(Source records)
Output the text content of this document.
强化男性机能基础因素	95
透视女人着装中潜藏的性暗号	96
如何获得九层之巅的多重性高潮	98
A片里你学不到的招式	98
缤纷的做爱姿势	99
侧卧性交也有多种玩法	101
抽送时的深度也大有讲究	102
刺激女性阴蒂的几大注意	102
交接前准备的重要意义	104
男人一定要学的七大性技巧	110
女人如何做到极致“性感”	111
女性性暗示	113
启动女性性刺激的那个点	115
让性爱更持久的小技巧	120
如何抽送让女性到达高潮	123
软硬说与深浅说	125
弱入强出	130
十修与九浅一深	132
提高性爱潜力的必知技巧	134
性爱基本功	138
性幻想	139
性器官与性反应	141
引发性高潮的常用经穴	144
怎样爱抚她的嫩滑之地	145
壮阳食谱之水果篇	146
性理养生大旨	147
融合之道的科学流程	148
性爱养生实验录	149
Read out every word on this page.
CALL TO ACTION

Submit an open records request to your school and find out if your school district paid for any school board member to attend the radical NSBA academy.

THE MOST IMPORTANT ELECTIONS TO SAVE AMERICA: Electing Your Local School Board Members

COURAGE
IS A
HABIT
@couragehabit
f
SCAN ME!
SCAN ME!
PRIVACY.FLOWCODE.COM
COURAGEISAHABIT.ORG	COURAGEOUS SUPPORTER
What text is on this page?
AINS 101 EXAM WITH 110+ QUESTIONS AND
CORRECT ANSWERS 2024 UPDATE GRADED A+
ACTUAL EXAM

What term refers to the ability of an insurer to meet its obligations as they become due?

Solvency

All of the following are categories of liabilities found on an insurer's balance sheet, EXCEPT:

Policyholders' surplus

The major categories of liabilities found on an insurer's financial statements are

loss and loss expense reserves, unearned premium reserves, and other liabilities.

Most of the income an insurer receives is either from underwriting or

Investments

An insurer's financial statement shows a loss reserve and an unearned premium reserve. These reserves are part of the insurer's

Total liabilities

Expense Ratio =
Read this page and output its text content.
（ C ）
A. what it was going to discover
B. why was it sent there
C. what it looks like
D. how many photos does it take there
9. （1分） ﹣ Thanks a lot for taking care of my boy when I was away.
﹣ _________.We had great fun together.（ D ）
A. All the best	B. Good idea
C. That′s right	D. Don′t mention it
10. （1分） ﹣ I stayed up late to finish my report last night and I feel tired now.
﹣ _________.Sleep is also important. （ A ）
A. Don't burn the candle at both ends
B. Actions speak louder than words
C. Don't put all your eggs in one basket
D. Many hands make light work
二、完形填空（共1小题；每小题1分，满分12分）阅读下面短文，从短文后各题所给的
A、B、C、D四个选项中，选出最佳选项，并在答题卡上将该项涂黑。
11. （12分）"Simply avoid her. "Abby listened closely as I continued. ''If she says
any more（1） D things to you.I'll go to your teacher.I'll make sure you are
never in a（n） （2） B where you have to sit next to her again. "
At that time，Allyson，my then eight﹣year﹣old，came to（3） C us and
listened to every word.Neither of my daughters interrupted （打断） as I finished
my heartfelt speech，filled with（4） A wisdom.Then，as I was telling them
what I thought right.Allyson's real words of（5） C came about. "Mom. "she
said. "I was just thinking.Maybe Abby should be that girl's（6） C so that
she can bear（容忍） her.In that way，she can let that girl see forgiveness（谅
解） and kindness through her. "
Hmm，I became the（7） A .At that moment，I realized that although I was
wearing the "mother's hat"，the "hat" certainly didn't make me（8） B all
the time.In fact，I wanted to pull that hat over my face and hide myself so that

> _Problem description_: Search the data for "Allyson". Copy every line that has it.

> _Answer to the problem_:
At that time，Allyson，my then eight﹣year﹣old，came to（3） C us and
what I thought right.Allyson's real words of（5） C came about. "Mom. "she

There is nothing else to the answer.